■ What you are asked to do: Repeat the lines beginning at the one with "Enumerate this screenshot's" and running to the end of the material, keeping the first and last of them, exactly as they appear.

■ Supplied records:
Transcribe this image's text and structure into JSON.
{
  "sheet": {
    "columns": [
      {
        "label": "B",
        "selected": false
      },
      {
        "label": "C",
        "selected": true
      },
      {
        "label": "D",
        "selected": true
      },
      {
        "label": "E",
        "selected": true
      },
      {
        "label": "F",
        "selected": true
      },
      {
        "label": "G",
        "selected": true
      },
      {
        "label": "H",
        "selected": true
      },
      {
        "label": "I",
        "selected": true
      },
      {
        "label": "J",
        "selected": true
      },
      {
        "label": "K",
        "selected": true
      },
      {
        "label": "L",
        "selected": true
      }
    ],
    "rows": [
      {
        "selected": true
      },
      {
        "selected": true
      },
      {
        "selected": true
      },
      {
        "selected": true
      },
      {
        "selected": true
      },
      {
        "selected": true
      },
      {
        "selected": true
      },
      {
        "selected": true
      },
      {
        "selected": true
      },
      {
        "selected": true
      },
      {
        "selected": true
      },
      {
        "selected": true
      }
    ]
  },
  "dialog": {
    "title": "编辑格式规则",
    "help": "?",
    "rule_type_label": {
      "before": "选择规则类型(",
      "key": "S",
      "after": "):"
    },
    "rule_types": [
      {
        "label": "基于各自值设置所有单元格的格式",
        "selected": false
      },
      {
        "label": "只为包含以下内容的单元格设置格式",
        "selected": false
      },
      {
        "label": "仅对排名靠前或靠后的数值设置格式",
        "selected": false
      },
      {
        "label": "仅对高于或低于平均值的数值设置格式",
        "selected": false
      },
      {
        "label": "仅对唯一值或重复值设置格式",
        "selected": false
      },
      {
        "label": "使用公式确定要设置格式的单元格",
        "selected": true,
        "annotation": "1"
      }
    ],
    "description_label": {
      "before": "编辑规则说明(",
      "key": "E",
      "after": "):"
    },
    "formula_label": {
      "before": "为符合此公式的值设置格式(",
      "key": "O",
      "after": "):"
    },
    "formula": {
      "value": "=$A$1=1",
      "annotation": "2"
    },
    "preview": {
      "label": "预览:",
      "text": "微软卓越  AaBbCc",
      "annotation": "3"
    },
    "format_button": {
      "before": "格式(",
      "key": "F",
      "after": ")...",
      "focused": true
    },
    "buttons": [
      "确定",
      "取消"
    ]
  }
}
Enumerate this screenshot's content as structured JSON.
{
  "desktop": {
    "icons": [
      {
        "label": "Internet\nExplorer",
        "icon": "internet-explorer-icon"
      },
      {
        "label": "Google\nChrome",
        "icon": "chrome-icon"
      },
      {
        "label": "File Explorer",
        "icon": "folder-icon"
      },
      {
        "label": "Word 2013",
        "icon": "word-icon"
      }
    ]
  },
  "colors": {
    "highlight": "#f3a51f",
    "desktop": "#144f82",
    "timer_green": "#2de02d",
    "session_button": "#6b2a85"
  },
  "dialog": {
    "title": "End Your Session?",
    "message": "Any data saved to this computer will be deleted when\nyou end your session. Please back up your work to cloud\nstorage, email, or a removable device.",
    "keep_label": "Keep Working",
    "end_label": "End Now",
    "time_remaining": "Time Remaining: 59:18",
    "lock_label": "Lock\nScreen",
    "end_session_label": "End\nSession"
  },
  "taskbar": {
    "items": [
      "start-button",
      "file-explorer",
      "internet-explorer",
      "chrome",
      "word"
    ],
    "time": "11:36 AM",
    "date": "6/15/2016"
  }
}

■ The completed task:
Enumerate this screenshot's content as structured JSON.
{
  "desktop": {
    "icons": [
      {
        "label": "Internet\nExplorer",
        "icon": "internet-explorer-icon"
      },
      {
        "label": "Google\nChrome",
        "icon": "chrome-icon"
      },
      {
        "label": "File Explorer",
        "icon": "folder-icon"
      },
      {
        "label": "Word 2013",
        "icon": "word-icon"
      }
    ]
  },
  "colors": {
    "highlight": "#f3a51f",
    "desktop": "#144f82",
    "timer_green": "#2de02d",
    "session_button": "#6b2a85"
  },
  "dialog": {
    "title": "End Your Session?",
    "message": "Any data saved to this computer will be deleted when\nyou end your session. Please back up your work to cloud\nstorage, email, or a removable device.",
    "keep_label": "Keep Working",
    "end_label": "End Now",
    "time_remaining": "Time Remaining: 59:18",
    "lock_label": "Lock\nScreen",
    "end_session_label": "End\nSession"
  },
  "taskbar": {
    "items": [
      "start-button",
      "file-explorer",
      "internet-explorer",
      "chrome",
      "word"
    ],
    "time": "11:36 AM",
    "date": "6/15/2016"
  }
}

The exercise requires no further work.